What you are asked to do = Write the number of lines holding the word "ControlPanel", and nothing else.

Task input =
────────
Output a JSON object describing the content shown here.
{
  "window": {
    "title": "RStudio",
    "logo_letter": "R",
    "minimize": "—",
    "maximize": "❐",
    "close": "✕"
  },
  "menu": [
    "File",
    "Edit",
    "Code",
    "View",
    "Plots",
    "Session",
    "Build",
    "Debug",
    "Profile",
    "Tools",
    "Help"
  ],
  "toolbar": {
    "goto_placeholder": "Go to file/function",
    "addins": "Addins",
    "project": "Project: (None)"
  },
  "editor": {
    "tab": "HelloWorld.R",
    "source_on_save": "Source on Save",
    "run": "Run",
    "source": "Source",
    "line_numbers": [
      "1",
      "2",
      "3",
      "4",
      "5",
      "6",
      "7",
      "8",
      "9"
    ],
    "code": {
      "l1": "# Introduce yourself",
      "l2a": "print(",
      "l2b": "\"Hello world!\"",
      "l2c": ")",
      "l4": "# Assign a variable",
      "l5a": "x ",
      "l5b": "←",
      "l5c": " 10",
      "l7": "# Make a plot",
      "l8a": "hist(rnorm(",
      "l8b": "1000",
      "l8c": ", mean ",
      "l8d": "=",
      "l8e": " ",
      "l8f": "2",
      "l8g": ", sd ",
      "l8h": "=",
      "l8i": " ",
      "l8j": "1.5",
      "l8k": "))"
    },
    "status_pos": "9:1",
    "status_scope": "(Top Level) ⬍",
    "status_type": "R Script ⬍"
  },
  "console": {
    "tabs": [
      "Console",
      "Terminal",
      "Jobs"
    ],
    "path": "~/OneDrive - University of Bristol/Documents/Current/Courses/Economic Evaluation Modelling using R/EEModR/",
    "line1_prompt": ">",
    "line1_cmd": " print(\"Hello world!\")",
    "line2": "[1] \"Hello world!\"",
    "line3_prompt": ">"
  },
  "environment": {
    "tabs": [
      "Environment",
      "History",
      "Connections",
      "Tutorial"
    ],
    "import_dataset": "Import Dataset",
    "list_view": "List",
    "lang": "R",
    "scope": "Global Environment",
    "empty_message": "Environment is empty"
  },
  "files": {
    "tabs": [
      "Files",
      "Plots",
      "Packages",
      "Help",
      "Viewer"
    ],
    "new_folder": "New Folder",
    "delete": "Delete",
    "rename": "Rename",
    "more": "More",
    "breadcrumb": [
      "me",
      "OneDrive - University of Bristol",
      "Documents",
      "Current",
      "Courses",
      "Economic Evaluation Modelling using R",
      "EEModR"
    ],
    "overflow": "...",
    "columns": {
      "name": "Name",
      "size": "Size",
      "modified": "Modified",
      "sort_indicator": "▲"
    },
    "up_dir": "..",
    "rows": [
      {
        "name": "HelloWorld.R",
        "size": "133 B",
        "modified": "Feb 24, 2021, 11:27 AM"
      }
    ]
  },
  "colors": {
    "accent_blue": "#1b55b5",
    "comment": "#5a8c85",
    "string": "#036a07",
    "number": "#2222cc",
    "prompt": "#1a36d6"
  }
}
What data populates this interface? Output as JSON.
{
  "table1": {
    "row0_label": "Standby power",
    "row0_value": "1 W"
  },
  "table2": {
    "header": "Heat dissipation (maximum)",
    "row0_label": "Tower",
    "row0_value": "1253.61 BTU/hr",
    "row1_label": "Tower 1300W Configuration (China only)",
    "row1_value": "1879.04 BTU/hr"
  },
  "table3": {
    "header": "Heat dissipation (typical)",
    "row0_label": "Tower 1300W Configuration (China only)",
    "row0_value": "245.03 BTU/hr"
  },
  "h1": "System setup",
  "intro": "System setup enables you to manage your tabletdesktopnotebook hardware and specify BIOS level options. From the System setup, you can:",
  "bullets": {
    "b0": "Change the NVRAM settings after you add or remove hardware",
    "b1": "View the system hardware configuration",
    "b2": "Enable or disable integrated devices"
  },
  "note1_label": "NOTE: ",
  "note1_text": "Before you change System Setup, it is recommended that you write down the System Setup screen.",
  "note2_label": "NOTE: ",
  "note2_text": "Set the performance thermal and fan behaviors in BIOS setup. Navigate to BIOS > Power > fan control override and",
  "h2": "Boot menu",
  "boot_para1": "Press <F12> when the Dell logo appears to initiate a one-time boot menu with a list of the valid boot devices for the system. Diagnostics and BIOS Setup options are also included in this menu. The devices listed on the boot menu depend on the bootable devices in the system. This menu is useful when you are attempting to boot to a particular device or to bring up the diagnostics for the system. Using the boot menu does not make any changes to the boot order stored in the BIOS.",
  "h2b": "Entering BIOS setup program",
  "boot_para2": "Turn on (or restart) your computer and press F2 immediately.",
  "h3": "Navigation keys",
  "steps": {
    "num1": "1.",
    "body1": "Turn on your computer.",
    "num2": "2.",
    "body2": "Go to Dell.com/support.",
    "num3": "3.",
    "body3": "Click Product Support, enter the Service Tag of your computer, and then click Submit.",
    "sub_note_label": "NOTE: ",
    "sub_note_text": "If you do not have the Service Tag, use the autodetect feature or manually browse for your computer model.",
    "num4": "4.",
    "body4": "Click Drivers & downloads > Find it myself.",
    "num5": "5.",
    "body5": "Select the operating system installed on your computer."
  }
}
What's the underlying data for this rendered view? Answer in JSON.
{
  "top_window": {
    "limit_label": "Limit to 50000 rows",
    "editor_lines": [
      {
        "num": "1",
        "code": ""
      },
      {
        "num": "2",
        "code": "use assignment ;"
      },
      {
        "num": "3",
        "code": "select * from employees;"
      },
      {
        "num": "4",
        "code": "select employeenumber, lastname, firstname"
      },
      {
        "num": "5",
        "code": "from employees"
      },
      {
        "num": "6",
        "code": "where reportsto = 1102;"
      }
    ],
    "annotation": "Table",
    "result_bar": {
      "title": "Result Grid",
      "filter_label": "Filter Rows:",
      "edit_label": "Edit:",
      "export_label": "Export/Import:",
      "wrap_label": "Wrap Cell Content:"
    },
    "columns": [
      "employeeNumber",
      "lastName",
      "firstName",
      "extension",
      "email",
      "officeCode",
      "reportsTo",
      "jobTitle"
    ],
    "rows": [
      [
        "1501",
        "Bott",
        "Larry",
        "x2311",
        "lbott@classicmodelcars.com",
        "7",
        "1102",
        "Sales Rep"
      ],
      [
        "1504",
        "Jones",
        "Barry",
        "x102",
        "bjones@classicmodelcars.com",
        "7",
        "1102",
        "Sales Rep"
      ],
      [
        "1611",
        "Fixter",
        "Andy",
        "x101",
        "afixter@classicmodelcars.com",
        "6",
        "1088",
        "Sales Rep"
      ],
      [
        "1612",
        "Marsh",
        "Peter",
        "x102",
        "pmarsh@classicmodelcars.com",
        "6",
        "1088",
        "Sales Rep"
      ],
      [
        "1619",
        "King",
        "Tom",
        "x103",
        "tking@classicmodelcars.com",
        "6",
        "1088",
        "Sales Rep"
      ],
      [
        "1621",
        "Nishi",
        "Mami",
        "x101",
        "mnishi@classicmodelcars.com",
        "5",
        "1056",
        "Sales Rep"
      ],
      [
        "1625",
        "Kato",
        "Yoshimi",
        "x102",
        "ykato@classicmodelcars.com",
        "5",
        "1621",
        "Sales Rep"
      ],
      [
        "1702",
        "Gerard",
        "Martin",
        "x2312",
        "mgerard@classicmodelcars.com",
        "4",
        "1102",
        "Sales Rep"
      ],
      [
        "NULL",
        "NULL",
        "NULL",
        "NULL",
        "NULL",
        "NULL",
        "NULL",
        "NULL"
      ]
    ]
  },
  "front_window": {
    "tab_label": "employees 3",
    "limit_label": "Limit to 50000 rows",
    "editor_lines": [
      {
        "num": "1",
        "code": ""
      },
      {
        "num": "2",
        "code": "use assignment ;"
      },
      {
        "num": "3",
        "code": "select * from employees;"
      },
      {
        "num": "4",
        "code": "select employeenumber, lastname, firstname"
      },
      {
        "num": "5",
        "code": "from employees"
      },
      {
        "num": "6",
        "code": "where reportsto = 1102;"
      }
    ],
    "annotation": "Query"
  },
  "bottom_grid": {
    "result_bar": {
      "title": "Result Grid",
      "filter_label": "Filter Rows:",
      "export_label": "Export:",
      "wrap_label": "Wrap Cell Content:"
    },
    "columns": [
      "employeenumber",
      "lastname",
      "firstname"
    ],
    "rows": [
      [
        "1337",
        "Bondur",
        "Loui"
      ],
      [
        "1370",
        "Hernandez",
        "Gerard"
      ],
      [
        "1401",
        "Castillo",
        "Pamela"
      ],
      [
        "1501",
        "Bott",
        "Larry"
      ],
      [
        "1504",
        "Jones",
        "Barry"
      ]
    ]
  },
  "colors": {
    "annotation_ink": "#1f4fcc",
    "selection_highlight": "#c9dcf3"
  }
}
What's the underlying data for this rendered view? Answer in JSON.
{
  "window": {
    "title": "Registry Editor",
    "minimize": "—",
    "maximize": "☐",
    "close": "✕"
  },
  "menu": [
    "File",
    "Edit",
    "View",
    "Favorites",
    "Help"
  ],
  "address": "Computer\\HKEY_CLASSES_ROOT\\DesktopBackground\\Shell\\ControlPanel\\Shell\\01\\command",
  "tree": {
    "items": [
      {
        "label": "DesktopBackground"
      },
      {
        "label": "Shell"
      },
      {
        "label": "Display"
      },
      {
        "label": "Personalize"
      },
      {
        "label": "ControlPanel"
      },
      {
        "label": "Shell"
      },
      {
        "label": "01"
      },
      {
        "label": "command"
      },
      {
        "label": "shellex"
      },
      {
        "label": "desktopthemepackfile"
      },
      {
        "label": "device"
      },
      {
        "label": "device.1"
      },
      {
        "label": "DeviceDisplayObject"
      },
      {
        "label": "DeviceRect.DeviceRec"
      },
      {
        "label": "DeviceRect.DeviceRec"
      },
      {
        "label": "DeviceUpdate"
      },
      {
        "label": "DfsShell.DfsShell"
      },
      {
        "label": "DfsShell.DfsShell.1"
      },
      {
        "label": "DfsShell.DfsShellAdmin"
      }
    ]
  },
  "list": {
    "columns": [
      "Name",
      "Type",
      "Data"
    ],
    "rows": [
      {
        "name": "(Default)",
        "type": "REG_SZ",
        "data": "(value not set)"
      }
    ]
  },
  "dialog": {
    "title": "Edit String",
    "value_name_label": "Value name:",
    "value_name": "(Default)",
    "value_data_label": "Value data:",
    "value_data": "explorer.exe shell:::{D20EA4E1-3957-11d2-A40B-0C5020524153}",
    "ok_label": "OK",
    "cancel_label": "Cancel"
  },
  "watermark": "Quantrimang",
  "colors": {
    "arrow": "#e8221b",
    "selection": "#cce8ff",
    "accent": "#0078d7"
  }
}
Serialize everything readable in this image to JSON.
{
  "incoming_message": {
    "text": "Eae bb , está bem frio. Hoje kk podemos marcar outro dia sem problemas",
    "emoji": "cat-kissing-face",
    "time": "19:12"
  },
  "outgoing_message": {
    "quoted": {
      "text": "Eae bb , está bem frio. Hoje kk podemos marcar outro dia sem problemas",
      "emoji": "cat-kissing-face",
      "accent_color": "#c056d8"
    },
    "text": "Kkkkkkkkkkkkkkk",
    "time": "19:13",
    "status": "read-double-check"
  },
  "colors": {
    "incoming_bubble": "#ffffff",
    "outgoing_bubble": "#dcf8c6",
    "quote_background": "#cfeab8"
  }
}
────────
Result = 2